▶ _WORK TO COMPLETE_: Make an exact copy of the entries below.

[Dataset records]
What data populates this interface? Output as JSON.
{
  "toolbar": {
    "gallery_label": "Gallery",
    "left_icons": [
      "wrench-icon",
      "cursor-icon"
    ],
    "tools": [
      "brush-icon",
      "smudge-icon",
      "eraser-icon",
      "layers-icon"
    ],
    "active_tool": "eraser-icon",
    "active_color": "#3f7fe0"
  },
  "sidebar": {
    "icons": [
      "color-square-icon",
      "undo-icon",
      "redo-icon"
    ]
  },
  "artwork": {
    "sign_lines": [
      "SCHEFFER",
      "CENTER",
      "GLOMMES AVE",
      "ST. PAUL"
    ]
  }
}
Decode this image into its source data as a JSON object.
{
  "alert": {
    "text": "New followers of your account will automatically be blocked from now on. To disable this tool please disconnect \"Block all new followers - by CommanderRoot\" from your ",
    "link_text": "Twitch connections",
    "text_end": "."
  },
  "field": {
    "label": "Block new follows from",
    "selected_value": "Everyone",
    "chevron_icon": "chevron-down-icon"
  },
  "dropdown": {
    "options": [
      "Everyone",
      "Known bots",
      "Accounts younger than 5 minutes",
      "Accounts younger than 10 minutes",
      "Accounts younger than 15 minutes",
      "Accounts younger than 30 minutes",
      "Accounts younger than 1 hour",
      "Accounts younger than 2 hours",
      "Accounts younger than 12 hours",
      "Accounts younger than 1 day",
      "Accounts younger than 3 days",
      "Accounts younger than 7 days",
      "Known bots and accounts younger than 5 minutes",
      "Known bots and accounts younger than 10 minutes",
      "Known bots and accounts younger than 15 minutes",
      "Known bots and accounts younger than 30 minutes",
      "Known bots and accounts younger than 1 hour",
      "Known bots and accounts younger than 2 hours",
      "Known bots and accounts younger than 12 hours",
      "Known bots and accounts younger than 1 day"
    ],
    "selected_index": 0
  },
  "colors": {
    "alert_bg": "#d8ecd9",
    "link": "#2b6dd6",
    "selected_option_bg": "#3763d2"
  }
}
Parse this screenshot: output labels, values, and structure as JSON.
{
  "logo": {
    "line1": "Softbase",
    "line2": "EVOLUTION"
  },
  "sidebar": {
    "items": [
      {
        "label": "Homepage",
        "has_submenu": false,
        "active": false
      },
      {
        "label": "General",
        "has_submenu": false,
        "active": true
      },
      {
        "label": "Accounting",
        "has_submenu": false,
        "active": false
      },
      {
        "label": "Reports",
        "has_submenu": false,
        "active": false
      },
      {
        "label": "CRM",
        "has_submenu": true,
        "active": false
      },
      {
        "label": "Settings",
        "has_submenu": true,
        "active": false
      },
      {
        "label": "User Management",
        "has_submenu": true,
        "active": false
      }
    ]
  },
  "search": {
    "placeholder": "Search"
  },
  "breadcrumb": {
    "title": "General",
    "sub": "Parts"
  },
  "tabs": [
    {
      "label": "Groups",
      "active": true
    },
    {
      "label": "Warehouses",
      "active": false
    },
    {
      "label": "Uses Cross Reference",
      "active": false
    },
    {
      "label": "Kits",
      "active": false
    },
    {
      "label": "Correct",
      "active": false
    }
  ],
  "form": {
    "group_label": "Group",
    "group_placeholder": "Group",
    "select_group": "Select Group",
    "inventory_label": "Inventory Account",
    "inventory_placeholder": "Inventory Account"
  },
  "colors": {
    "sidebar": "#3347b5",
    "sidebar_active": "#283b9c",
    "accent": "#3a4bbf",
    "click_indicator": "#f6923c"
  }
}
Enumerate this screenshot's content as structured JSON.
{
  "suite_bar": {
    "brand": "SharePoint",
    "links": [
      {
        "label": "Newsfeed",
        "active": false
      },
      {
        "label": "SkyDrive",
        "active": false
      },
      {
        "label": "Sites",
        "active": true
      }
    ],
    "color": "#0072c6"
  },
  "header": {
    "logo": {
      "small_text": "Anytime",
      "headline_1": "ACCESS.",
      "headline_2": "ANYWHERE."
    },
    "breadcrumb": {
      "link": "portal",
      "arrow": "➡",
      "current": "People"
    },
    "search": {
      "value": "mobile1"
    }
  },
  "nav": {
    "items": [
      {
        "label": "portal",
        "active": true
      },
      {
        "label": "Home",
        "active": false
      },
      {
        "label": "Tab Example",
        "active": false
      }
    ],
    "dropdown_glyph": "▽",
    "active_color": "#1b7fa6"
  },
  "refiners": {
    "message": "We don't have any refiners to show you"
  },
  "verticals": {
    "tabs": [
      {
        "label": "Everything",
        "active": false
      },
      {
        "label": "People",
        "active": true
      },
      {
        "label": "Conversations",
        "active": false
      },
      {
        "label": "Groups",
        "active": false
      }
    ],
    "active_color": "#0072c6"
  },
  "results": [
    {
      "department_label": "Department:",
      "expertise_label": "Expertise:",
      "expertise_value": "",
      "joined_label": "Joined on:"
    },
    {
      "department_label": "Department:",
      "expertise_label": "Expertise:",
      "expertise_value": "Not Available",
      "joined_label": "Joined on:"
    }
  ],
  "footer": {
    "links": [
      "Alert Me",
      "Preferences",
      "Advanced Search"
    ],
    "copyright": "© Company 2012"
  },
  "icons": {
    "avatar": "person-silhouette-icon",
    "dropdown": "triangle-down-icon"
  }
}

▶ _EXERCISE OUTPUT_:
What data populates this interface? Output as JSON.
{
  "toolbar": {
    "gallery_label": "Gallery",
    "left_icons": [
      "wrench-icon",
      "cursor-icon"
    ],
    "tools": [
      "brush-icon",
      "smudge-icon",
      "eraser-icon",
      "layers-icon"
    ],
    "active_tool": "eraser-icon",
    "active_color": "#3f7fe0"
  },
  "sidebar": {
    "icons": [
      "color-square-icon",
      "undo-icon",
      "redo-icon"
    ]
  },
  "artwork": {
    "sign_lines": [
      "SCHEFFER",
      "CENTER",
      "GLOMMES AVE",
      "ST. PAUL"
    ]
  }
}
Decode this image into its source data as a JSON object.
{
  "alert": {
    "text": "New followers of your account will automatically be blocked from now on. To disable this tool please disconnect \"Block all new followers - by CommanderRoot\" from your ",
    "link_text": "Twitch connections",
    "text_end": "."
  },
  "field": {
    "label": "Block new follows from",
    "selected_value": "Everyone",
    "chevron_icon": "chevron-down-icon"
  },
  "dropdown": {
    "options": [
      "Everyone",
      "Known bots",
      "Accounts younger than 5 minutes",
      "Accounts younger than 10 minutes",
      "Accounts younger than 15 minutes",
      "Accounts younger than 30 minutes",
      "Accounts younger than 1 hour",
      "Accounts younger than 2 hours",
      "Accounts younger than 12 hours",
      "Accounts younger than 1 day",
      "Accounts younger than 3 days",
      "Accounts younger than 7 days",
      "Known bots and accounts younger than 5 minutes",
      "Known bots and accounts younger than 10 minutes",
      "Known bots and accounts younger than 15 minutes",
      "Known bots and accounts younger than 30 minutes",
      "Known bots and accounts younger than 1 hour",
      "Known bots and accounts younger than 2 hours",
      "Known bots and accounts younger than 12 hours",
      "Known bots and accounts younger than 1 day"
    ],
    "selected_index": 0
  },
  "colors": {
    "alert_bg": "#d8ecd9",
    "link": "#2b6dd6",
    "selected_option_bg": "#3763d2"
  }
}
Parse this screenshot: output labels, values, and structure as JSON.
{
  "logo": {
    "line1": "Softbase",
    "line2": "EVOLUTION"
  },
  "sidebar": {
    "items": [
      {
        "label": "Homepage",
        "has_submenu": false,
        "active": false
      },
      {
        "label": "General",
        "has_submenu": false,
        "active": true
      },
      {
        "label": "Accounting",
        "has_submenu": false,
        "active": false
      },
      {
        "label": "Reports",
        "has_submenu": false,
        "active": false
      },
      {
        "label": "CRM",
        "has_submenu": true,
        "active": false
      },
      {
        "label": "Settings",
        "has_submenu": true,
        "active": false
      },
      {
        "label": "User Management",
        "has_submenu": true,
        "active": false
      }
    ]
  },
  "search": {
    "placeholder": "Search"
  },
  "breadcrumb": {
    "title": "General",
    "sub": "Parts"
  },
  "tabs": [
    {
      "label": "Groups",
      "active": true
    },
    {
      "label": "Warehouses",
      "active": false
    },
    {
      "label": "Uses Cross Reference",
      "active": false
    },
    {
      "label": "Kits",
      "active": false
    },
    {
      "label": "Correct",
      "active": false
    }
  ],
  "form": {
    "group_label": "Group",
    "group_placeholder": "Group",
    "select_group": "Select Group",
    "inventory_label": "Inventory Account",
    "inventory_placeholder": "Inventory Account"
  },
  "colors": {
    "sidebar": "#3347b5",
    "sidebar_active": "#283b9c",
    "accent": "#3a4bbf",
    "click_indicator": "#f6923c"
  }
}
Enumerate this screenshot's content as structured JSON.
{
  "suite_bar": {
    "brand": "SharePoint",
    "links": [
      {
        "label": "Newsfeed",
        "active": false
      },
      {
        "label": "SkyDrive",
        "active": false
      },
      {
        "label": "Sites",
        "active": true
      }
    ],
    "color": "#0072c6"
  },
  "header": {
    "logo": {
      "small_text": "Anytime",
      "headline_1": "ACCESS.",
      "headline_2": "ANYWHERE."
    },
    "breadcrumb": {
      "link": "portal",
      "arrow": "➡",
      "current": "People"
    },
    "search": {
      "value": "mobile1"
    }
  },
  "nav": {
    "items": [
      {
        "label": "portal",
        "active": true
      },
      {
        "label": "Home",
        "active": false
      },
      {
        "label": "Tab Example",
        "active": false
      }
    ],
    "dropdown_glyph": "▽",
    "active_color": "#1b7fa6"
  },
  "refiners": {
    "message": "We don't have any refiners to show you"
  },
  "verticals": {
    "tabs": [
      {
        "label": "Everything",
        "active": false
      },
      {
        "label": "People",
        "active": true
      },
      {
        "label": "Conversations",
        "active": false
      },
      {
        "label": "Groups",
        "active": false
      }
    ],
    "active_color": "#0072c6"
  },
  "results": [
    {
      "department_label": "Department:",
      "expertise_label": "Expertise:",
      "expertise_value": "",
      "joined_label": "Joined on:"
    },
    {
      "department_label": "Department:",
      "expertise_label": "Expertise:",
      "expertise_value": "Not Available",
      "joined_label": "Joined on:"
    }
  ],
  "footer": {
    "links": [
      "Alert Me",
      "Preferences",
      "Advanced Search"
    ],
    "copyright": "© Company 2012"
  },
  "icons": {
    "avatar": "person-silhouette-icon",
    "dropdown": "triangle-down-icon"
  }
}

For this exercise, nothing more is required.